▸ Task description: Your job is to retype all of the data word for word, leaving every image out.

----

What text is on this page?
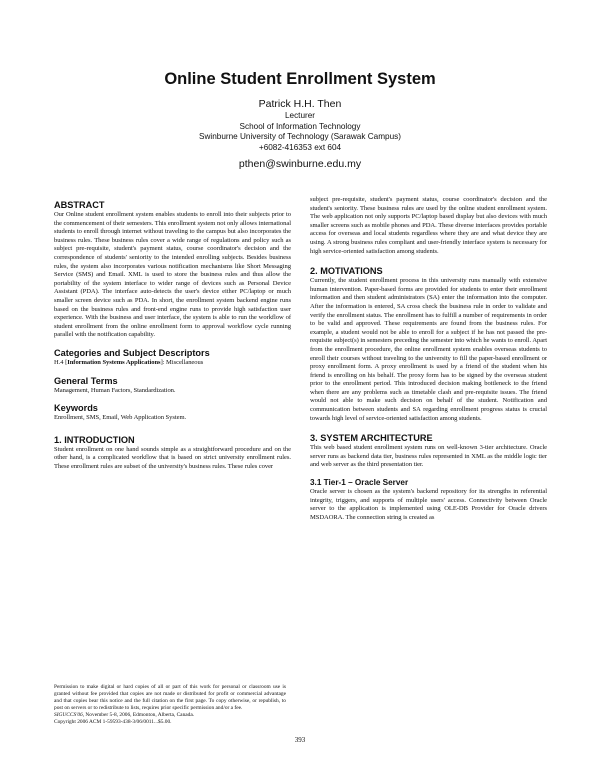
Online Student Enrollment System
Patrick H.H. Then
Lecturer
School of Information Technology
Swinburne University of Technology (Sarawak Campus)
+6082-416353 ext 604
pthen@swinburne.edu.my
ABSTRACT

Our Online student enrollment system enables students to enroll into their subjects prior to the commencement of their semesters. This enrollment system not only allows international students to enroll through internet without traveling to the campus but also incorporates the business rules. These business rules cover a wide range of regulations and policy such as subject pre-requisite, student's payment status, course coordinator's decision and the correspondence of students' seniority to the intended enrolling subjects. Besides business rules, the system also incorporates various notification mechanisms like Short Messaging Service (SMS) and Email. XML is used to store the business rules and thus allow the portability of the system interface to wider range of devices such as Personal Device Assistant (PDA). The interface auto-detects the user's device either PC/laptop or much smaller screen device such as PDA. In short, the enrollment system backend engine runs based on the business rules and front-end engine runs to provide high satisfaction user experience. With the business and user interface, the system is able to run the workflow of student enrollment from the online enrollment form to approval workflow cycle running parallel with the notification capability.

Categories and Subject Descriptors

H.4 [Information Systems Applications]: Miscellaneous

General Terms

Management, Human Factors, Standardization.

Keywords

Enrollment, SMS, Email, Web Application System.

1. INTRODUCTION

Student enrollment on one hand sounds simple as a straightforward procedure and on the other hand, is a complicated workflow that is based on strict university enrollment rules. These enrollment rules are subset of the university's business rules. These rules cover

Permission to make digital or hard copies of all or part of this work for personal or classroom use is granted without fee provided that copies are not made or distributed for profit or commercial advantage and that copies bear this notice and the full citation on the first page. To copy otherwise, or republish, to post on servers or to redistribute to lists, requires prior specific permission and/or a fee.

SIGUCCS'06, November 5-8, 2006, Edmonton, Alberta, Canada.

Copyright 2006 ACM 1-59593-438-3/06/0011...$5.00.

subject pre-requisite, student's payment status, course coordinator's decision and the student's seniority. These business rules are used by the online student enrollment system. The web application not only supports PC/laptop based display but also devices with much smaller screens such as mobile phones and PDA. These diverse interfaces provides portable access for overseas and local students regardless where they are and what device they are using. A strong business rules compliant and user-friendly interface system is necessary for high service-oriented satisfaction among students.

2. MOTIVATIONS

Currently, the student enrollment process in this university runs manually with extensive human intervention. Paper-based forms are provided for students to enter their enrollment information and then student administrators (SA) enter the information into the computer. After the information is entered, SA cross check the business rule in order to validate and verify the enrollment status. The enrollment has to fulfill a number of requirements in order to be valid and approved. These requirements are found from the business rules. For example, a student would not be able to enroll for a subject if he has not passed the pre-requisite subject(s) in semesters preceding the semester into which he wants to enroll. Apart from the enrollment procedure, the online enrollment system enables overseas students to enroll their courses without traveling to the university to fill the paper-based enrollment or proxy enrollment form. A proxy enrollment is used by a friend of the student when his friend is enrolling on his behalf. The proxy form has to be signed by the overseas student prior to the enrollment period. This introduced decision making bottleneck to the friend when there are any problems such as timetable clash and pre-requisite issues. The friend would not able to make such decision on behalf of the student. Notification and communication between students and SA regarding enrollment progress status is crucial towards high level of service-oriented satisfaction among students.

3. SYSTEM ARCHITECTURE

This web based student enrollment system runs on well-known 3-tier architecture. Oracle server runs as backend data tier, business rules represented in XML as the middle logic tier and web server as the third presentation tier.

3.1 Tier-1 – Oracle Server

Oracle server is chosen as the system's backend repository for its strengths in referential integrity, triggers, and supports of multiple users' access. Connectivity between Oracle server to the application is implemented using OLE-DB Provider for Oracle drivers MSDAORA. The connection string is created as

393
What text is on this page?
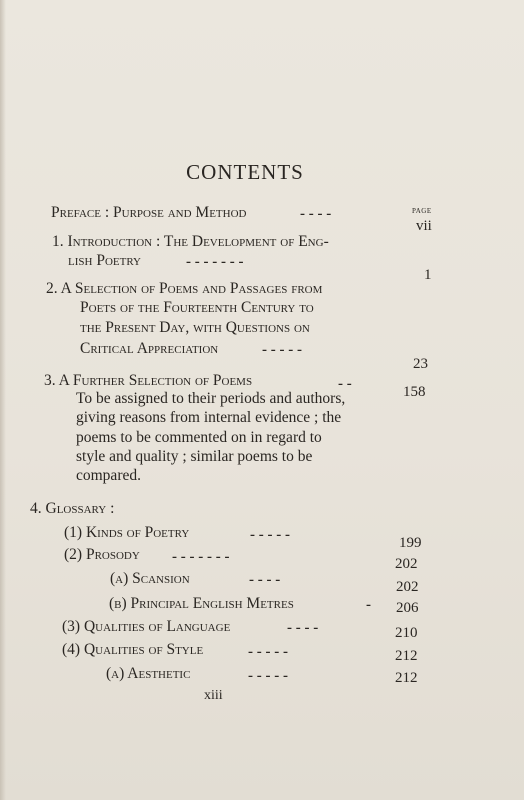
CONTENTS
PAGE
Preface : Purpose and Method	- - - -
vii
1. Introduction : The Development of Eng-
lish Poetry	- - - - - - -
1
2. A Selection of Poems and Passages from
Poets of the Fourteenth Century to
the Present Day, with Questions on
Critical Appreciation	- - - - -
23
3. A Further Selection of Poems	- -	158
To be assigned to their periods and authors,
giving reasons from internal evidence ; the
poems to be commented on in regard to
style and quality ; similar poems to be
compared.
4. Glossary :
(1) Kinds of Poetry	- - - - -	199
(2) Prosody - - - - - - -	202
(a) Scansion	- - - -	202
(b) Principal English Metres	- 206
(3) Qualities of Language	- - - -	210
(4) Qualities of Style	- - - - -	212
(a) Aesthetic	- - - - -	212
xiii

----

▸ Solution for this problem:
What text is on this page?
Online Student Enrollment System
Patrick H.H. Then
Lecturer
School of Information Technology
Swinburne University of Technology (Sarawak Campus)
+6082-416353 ext 604
pthen@swinburne.edu.my
ABSTRACT

Our Online student enrollment system enables students to enroll into their subjects prior to the commencement of their semesters. This enrollment system not only allows international students to enroll through internet without traveling to the campus but also incorporates the business rules. These business rules cover a wide range of regulations and policy such as subject pre-requisite, student's payment status, course coordinator's decision and the correspondence of students' seniority to the intended enrolling subjects. Besides business rules, the system also incorporates various notification mechanisms like Short Messaging Service (SMS) and Email. XML is used to store the business rules and thus allow the portability of the system interface to wider range of devices such as Personal Device Assistant (PDA). The interface auto-detects the user's device either PC/laptop or much smaller screen device such as PDA. In short, the enrollment system backend engine runs based on the business rules and front-end engine runs to provide high satisfaction user experience. With the business and user interface, the system is able to run the workflow of student enrollment from the online enrollment form to approval workflow cycle running parallel with the notification capability.

Categories and Subject Descriptors

H.4 [Information Systems Applications]: Miscellaneous

General Terms

Management, Human Factors, Standardization.

Keywords

Enrollment, SMS, Email, Web Application System.

1. INTRODUCTION

Student enrollment on one hand sounds simple as a straightforward procedure and on the other hand, is a complicated workflow that is based on strict university enrollment rules. These enrollment rules are subset of the university's business rules. These rules cover

Permission to make digital or hard copies of all or part of this work for personal or classroom use is granted without fee provided that copies are not made or distributed for profit or commercial advantage and that copies bear this notice and the full citation on the first page. To copy otherwise, or republish, to post on servers or to redistribute to lists, requires prior specific permission and/or a fee.

SIGUCCS'06, November 5-8, 2006, Edmonton, Alberta, Canada.

Copyright 2006 ACM 1-59593-438-3/06/0011...$5.00.

subject pre-requisite, student's payment status, course coordinator's decision and the student's seniority. These business rules are used by the online student enrollment system. The web application not only supports PC/laptop based display but also devices with much smaller screens such as mobile phones and PDA. These diverse interfaces provides portable access for overseas and local students regardless where they are and what device they are using. A strong business rules compliant and user-friendly interface system is necessary for high service-oriented satisfaction among students.

2. MOTIVATIONS

Currently, the student enrollment process in this university runs manually with extensive human intervention. Paper-based forms are provided for students to enter their enrollment information and then student administrators (SA) enter the information into the computer. After the information is entered, SA cross check the business rule in order to validate and verify the enrollment status. The enrollment has to fulfill a number of requirements in order to be valid and approved. These requirements are found from the business rules. For example, a student would not be able to enroll for a subject if he has not passed the pre-requisite subject(s) in semesters preceding the semester into which he wants to enroll. Apart from the enrollment procedure, the online enrollment system enables overseas students to enroll their courses without traveling to the university to fill the paper-based enrollment or proxy enrollment form. A proxy enrollment is used by a friend of the student when his friend is enrolling on his behalf. The proxy form has to be signed by the overseas student prior to the enrollment period. This introduced decision making bottleneck to the friend when there are any problems such as timetable clash and pre-requisite issues. The friend would not able to make such decision on behalf of the student. Notification and communication between students and SA regarding enrollment progress status is crucial towards high level of service-oriented satisfaction among students.

3. SYSTEM ARCHITECTURE

This web based student enrollment system runs on well-known 3-tier architecture. Oracle server runs as backend data tier, business rules represented in XML as the middle logic tier and web server as the third presentation tier.

3.1 Tier-1 – Oracle Server

Oracle server is chosen as the system's backend repository for its strengths in referential integrity, triggers, and supports of multiple users' access. Connectivity between Oracle server to the application is implemented using OLE-DB Provider for Oracle drivers MSDAORA. The connection string is created as

393
What text is on this page?
CONTENTS
PAGE
Preface : Purpose and Method	- - - -
vii
1. Introduction : The Development of Eng-
lish Poetry	- - - - - - -
1
2. A Selection of Poems and Passages from
Poets of the Fourteenth Century to
the Present Day, with Questions on
Critical Appreciation	- - - - -
23
3. A Further Selection of Poems	- -	158
To be assigned to their periods and authors,
giving reasons from internal evidence ; the
poems to be commented on in regard to
style and quality ; similar poems to be
compared.
4. Glossary :
(1) Kinds of Poetry	- - - - -	199
(2) Prosody - - - - - - -	202
(a) Scansion	- - - -	202
(b) Principal English Metres	- 206
(3) Qualities of Language	- - - -	210
(4) Qualities of Style	- - - - -	212
(a) Aesthetic	- - - - -	212
xiii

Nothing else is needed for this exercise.